Исходный текст:

Почему именно с детской литературой связал Борис Житков свою литературную и жизненную судьбу? Ведь литературное наследие Житкова насчитывает такие интересные и до сих пор недостаточно оцененные произведения для взрослых, как роман «Виктор Вавич», много рассказов и очерков, несколько пьес... Многие биографы Житкова связывают это с тем, что он был школьным приятелем К. И. Чуковского, который «втянул» его в детскую литературу. Конечно, инициатива К. И. Чуковского и восторженная оценка первых произведений Житкова С. Я. Маршаком имели свое значение. Но не решающее.
А. С. Макаренко утверждал, что «по силе эмоций, по тревожности и глубине впечатлений, по чистоте и красоте волевых напряжений — детская жизнь несравненно богаче жизни взрослых». В этом, «макаренковском», смысле — Борис Житков всю свою жизнь оставался ребенком... Он, в отличие от многих, обладал резкой и чуткой памятью на свое собственное детство. Он всегда был для детей «свой», он всегда обладал удивительной способностью разговаривать с ними «на равных», и самым бережным образом относиться к их достоинству, к их личности.
Борис Житков пришел в отечественную детскую литературу в важнейший момент ее становления, когда в ней формировались темы, возникали стилевые особенности, велись яростные споры о языке. Это относилось, прежде всего, к такой важнейшей части детской литературы, как познавательная книга. Для Житкова познавательность детской книги заключалась отнюдь не в более или менее занимательном рассказе о ремеслах или географических открытиях. Он смело нес ребенку опыт подлинной, суровой, неприкрашенной действительности. Он был убежден в том, что искусство детского писателя заключается в умении увидеть мир — вещи, людей, — так, как их видят дети. Но, сохраняя при этом знание и опыт взрослого человека.

Записи о границах элементов

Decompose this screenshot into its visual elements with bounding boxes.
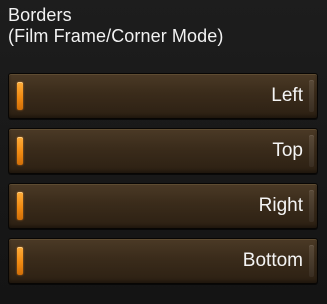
slider-label-bottom: Bottom	[242, 250, 303, 271]
slider-label-right: Right	[258, 195, 303, 216]
slider-handle[interactable]	[17, 192, 23, 220]
panel-subtitle: (Film Frame/Corner Mode)	[8, 26, 224, 46]
slider-end-cap	[309, 190, 314, 222]
slider-label-left: Left	[271, 85, 303, 106]
slider-handle[interactable]	[17, 82, 23, 110]
slider-handle[interactable]	[17, 137, 23, 165]
borders-panel: Borders (Film Frame/Corner Mode) Left To…	[0, 0, 327, 304]
slider-end-cap	[309, 245, 314, 277]
panel-header: Borders (Film Frame/Corner Mode)	[8, 5, 318, 63]
slider-handle[interactable]	[17, 247, 23, 275]
right-border-slider[interactable]: Right	[8, 183, 318, 229]
left-border-slider[interactable]: Left	[8, 73, 318, 119]
panel-title: Borders	[8, 5, 72, 25]
slider-label-top: Top	[272, 140, 303, 161]
slider-end-cap	[309, 80, 314, 112]
top-border-slider[interactable]: Top	[8, 128, 318, 174]
bottom-border-slider[interactable]: Bottom	[8, 238, 318, 284]
slider-end-cap	[309, 135, 314, 167]
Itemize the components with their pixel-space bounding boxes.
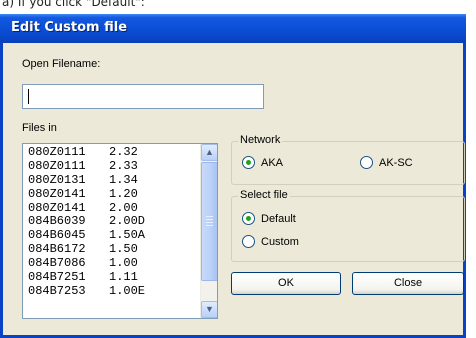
file-name: 080Z0131 — [28, 172, 86, 187]
list-item[interactable]: 080Z0131 1.34 — [28, 173, 145, 187]
file-version: 2.32 — [109, 145, 138, 159]
file-name: 080Z0141 — [28, 200, 86, 215]
file-version: 2.00 — [109, 200, 138, 215]
file-name: 080Z0141 — [28, 186, 86, 201]
open-filename-label: Open Filename: — [22, 58, 101, 70]
list-item[interactable]: 084B6172 1.50 — [28, 242, 145, 256]
open-filename-input[interactable] — [22, 84, 264, 109]
file-name: 084B6045 — [28, 228, 86, 243]
file-name: 080Z0111 — [28, 145, 86, 159]
file-name: 084B7086 — [28, 256, 86, 271]
list-item[interactable]: 084B6045 1.50A — [28, 228, 145, 242]
radio-selected-icon — [242, 212, 255, 225]
files-list: 080Z0111 2.32 080Z0111 2.33 080Z0131 1.34 080Z… — [28, 145, 145, 298]
radio-default[interactable]: Default — [242, 212, 296, 225]
file-name: 084B7253 — [28, 283, 86, 298]
radio-default-label: Default — [261, 212, 296, 225]
radio-aka[interactable]: AKA — [242, 156, 283, 169]
file-version: 1.20 — [109, 186, 138, 201]
file-name: 084B6172 — [28, 242, 86, 257]
close-button[interactable]: Close — [352, 272, 464, 295]
radio-unselected-icon — [242, 235, 255, 248]
list-item[interactable]: 084B7253 1.00E — [28, 284, 145, 298]
radio-custom[interactable]: Custom — [242, 235, 299, 248]
ok-button[interactable]: OK — [231, 272, 341, 295]
list-item[interactable]: 084B7251 1.11 — [28, 270, 145, 284]
text-caret — [28, 89, 29, 104]
list-item[interactable]: 084B6039 2.00D — [28, 214, 146, 229]
list-item[interactable]: 084B7086 1.00 — [28, 256, 145, 270]
radio-aka-label: AKA — [261, 156, 284, 169]
file-version: 2.00D — [109, 214, 146, 229]
network-group: Network AKA AK-SC — [231, 134, 465, 185]
select-file-group-title: Select file — [238, 189, 290, 201]
list-item[interactable]: 080Z0111 2.33 — [28, 159, 145, 173]
file-version: 1.50 — [109, 242, 138, 257]
chevron-down-icon[interactable]: ▼ — [201, 301, 217, 318]
radio-selected-icon — [242, 156, 255, 169]
file-version: 1.50A — [109, 228, 146, 243]
file-version: 2.33 — [109, 158, 138, 173]
list-item[interactable]: 080Z0141 1.20 — [28, 187, 145, 201]
radio-custom-label: Custom — [261, 235, 299, 248]
scroll-thumb[interactable] — [201, 162, 217, 281]
file-version: 1.00E — [109, 283, 146, 298]
radio-ak-sc[interactable]: AK-SC — [360, 156, 413, 169]
list-item[interactable]: 080Z0111 2.32 — [28, 145, 145, 159]
file-name: 080Z0111 — [28, 158, 86, 173]
radio-unselected-icon — [360, 156, 373, 169]
network-group-title: Network — [238, 134, 283, 146]
file-version: 1.34 — [109, 172, 138, 187]
file-name: 084B6039 — [28, 214, 86, 229]
select-file-group: Select file Default Custom — [231, 189, 465, 262]
radio-ak-sc-label: AK-SC — [379, 156, 413, 169]
files-listbox[interactable]: 080Z0111 2.32 080Z0111 2.33 080Z0131 1.34 080Z… — [22, 143, 218, 319]
files-in-label: Files in — [22, 122, 57, 134]
edit-custom-file-dialog: Edit Custom file Open Filename: Files in… — [0, 14, 466, 338]
file-name: 084B7251 — [28, 270, 86, 285]
list-item[interactable]: 080Z0141 2.00 — [28, 201, 145, 215]
page-caption: a) If you click "Default": — [0, 0, 476, 14]
chevron-up-icon[interactable]: ▲ — [201, 144, 217, 161]
list-scrollbar[interactable]: ▲ ▼ — [200, 144, 217, 318]
file-version: 1.00 — [109, 256, 138, 271]
dialog-title: Edit Custom file — [0, 14, 466, 43]
file-version: 1.11 — [109, 270, 138, 285]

Что сделать:
1. Оформи нумерованным списком записи, начиная со строки с "file-name: 080Z0131 — [28, 172, 86, 187]" и до строки с "list-item[interactable]: 084B6045 1.50A" включительно. Пустые строки не включай.
2. Допиши следующую часть текста о Борисе Житкове, начав сразу после его последнего предложения.

Ожидаемые ответы:
1.
1. file-name: 080Z0131 — [28, 172, 86, 187]
2. list-item[interactable]: 080Z0131 1.34 — [28, 173, 145, 187]
3. file-version: 2.32 — [109, 145, 138, 159]
4. file-name: 080Z0141 — [28, 200, 86, 215]
5. file-version: 2.00 — [109, 200, 138, 215]
6. file-name: 080Z0141 — [28, 186, 86, 201]
7. open-filename-label: Open Filename: — [22, 58, 101, 70]
8. list-item[interactable]: 084B6172 1.50 — [28, 242, 145, 256]
9. open-filename-input[interactable] — [22, 84, 264, 109]
10. file-name: 084B6045 — [28, 228, 86, 243]
11. file-name: 080Z0111 — [28, 145, 86, 159]
12. file-name: 084B7086 — [28, 256, 86, 271]
13. list-item[interactable]: 084B6045 1.50A — [28, 228, 145, 242]

2.
Борис Житков родился 12 сентября 1882 года в интеллигентной семье, где не было ни нужды, ни чрезмерного командования детьми.
И все же, вспоминая свое детство, он говорил: «не золотое детство, а золотое бесправие».
Что хотел Житков выразить этой горькой формулой? То, что взрослые люди — и педагоги в том числе — рассматривают детей лишь как материал, из которого им предстоит «изготовить» людей. «Как столяр — дуб», — писал Житков... А по убеждению Житкова дети — не «получеловеки», а люди, в которых есть то личностное, что отличает одного человека от другого. Он писал: «Я убежден, что люди не умнеют с возрастом, они лишь набираются опыта и знаний. «Уму» — никого не научить». В основе отношения Житкова к детям была уверенность, что детские пристрастия, антипатии, горести, радости — не пустяк, они так же серьезны и важны, как чувства взрослых. Из своего дореволюционного детства он вынес великое отвращение к сюсюкающим детским книжкам, к манере разговаривать с детьми «пригнувшись до самой земли»...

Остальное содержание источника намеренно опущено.